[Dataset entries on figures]
+ + + + + + +

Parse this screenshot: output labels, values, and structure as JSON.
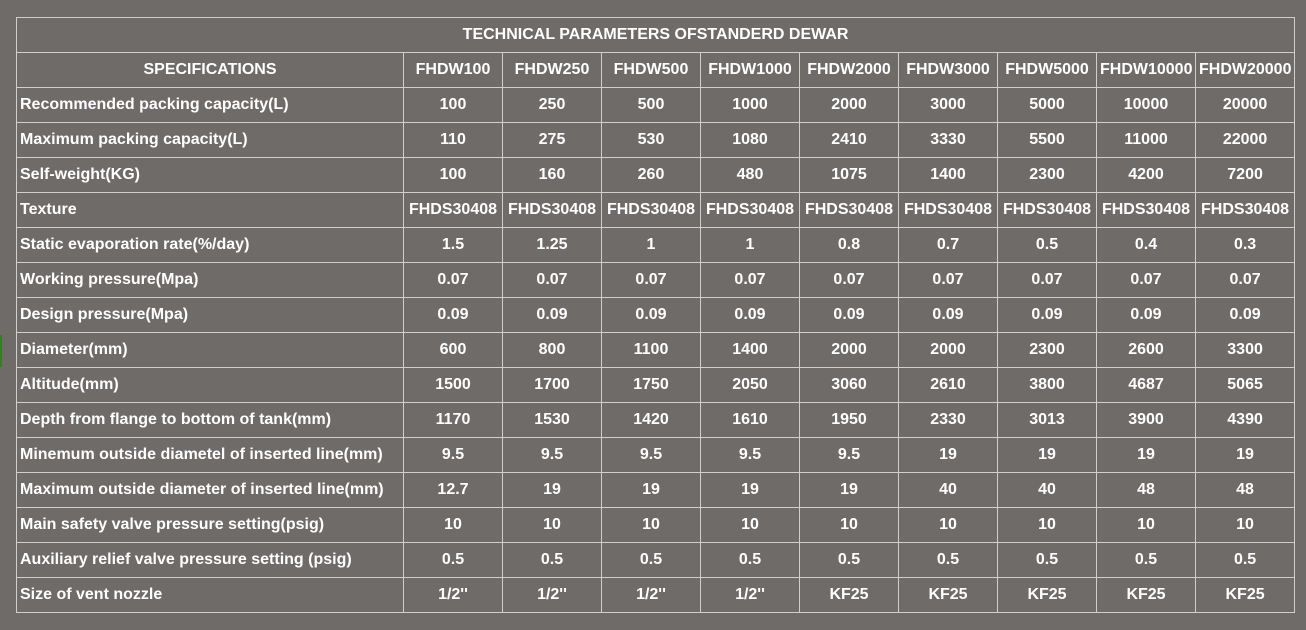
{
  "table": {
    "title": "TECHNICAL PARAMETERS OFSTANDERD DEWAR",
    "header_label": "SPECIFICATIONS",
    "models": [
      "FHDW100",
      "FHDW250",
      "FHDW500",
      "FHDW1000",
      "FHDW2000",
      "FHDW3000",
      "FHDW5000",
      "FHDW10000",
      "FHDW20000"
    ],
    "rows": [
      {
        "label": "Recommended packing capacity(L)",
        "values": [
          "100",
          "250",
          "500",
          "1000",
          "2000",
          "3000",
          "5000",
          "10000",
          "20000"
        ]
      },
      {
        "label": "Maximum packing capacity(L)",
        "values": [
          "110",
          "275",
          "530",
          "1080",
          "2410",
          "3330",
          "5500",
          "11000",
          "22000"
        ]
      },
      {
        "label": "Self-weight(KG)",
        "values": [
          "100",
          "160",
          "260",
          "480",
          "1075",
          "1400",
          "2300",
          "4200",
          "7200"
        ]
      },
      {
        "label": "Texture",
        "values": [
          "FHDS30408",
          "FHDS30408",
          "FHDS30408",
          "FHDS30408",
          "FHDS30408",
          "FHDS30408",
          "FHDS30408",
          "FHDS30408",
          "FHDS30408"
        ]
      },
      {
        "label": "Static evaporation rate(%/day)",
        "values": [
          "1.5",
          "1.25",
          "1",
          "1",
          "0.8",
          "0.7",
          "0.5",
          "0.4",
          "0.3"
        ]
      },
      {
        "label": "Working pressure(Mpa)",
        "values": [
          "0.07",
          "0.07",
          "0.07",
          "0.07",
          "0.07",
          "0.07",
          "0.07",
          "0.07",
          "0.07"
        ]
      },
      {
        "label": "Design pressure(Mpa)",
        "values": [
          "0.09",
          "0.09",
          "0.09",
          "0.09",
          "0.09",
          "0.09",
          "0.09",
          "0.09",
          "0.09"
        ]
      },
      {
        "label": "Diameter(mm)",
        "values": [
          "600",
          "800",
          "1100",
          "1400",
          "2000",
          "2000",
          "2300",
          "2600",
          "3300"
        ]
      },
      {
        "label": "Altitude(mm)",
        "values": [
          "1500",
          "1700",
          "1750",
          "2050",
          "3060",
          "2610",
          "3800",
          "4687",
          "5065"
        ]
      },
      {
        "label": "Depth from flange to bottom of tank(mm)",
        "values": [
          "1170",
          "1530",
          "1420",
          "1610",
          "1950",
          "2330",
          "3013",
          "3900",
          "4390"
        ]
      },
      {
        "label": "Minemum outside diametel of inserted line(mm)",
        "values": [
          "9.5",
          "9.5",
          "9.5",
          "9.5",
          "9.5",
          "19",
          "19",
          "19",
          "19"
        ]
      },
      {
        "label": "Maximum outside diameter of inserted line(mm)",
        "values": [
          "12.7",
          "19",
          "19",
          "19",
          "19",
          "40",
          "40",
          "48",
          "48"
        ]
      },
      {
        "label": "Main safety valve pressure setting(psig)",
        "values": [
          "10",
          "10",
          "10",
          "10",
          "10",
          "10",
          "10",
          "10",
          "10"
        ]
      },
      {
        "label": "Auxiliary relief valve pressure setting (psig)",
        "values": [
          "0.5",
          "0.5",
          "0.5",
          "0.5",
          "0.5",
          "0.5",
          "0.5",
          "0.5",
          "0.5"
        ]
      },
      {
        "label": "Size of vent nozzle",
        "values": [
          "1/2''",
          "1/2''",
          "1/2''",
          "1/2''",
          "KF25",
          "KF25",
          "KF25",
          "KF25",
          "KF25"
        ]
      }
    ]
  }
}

+ + + + + + +

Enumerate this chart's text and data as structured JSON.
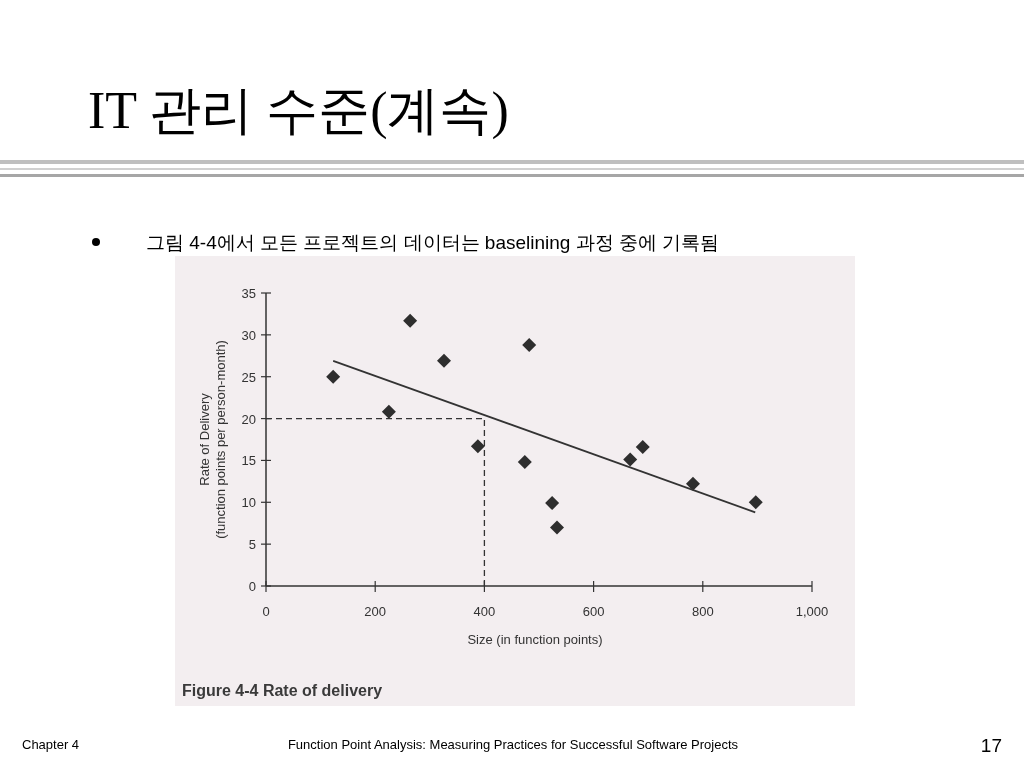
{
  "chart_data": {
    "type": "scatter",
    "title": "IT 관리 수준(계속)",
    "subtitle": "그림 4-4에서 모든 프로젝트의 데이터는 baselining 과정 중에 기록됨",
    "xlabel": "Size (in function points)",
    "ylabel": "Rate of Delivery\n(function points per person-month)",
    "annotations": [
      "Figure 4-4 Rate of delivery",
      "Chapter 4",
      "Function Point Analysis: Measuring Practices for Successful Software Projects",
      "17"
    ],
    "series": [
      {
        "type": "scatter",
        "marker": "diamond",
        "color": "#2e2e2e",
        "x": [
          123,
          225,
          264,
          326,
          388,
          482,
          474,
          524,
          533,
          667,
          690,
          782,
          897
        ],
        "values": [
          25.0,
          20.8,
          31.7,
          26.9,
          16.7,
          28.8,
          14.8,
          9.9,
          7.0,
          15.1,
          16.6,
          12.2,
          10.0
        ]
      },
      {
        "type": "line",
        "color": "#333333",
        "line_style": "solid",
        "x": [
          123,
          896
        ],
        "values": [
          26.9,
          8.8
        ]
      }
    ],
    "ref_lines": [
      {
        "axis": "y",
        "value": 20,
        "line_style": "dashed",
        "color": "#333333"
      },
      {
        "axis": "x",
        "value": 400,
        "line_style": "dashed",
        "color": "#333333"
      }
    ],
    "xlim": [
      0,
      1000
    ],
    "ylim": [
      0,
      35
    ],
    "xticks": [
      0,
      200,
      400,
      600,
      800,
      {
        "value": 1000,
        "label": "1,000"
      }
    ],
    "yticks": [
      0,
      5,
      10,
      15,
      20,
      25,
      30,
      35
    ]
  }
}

+ + + + + + +

→ **Goal of the exercise**:
Copy out each line of the records that holds the string "Maximum".

→ **Result for this exercise**:
        "label": "Maximum packing capacity(L)",
        "label": "Maximum outside diameter of inserted line(mm)",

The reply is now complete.